-- WRITTEN INSTRUCTION --
How many lines of the records contain the string "combine"? Reply with the number alone.

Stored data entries
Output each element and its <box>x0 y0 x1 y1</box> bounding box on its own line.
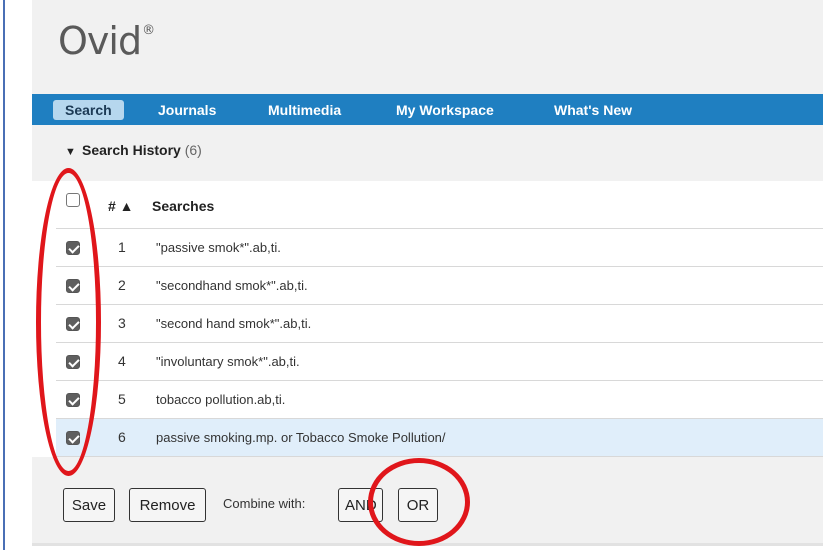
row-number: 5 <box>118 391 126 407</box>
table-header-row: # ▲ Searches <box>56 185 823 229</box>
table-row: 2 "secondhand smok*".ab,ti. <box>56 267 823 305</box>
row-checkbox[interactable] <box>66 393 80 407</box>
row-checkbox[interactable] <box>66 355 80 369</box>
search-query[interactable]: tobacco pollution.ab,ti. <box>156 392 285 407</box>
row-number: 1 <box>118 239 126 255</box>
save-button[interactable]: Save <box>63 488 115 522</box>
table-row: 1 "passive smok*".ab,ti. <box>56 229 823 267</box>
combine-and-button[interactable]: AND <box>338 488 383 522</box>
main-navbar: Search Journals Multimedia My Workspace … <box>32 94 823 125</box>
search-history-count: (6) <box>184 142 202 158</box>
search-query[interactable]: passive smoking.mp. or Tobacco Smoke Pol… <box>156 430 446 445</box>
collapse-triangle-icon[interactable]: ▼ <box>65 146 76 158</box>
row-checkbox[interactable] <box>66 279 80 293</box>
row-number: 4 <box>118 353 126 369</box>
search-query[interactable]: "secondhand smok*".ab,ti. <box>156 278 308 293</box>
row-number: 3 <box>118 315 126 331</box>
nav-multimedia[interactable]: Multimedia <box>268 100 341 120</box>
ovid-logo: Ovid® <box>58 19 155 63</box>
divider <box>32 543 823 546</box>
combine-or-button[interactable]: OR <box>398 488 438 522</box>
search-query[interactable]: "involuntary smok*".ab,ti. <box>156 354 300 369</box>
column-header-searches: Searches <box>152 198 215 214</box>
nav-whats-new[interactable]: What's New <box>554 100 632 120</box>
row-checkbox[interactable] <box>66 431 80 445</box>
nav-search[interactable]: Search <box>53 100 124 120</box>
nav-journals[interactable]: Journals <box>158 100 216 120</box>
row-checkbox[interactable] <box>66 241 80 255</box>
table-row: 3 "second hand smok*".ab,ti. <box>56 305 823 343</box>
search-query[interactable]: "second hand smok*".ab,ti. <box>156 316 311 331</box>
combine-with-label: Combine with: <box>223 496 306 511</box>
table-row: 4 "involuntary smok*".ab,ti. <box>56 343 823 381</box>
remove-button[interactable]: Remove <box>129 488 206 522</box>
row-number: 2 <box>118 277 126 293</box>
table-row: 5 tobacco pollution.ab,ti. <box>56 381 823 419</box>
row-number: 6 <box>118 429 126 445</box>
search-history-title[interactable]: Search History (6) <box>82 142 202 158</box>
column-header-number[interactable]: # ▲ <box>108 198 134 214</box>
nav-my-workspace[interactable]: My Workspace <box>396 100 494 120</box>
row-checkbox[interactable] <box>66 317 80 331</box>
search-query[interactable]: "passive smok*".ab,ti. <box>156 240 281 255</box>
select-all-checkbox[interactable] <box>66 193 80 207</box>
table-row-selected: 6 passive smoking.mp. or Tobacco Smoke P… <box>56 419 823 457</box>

-- OUTPUT --
3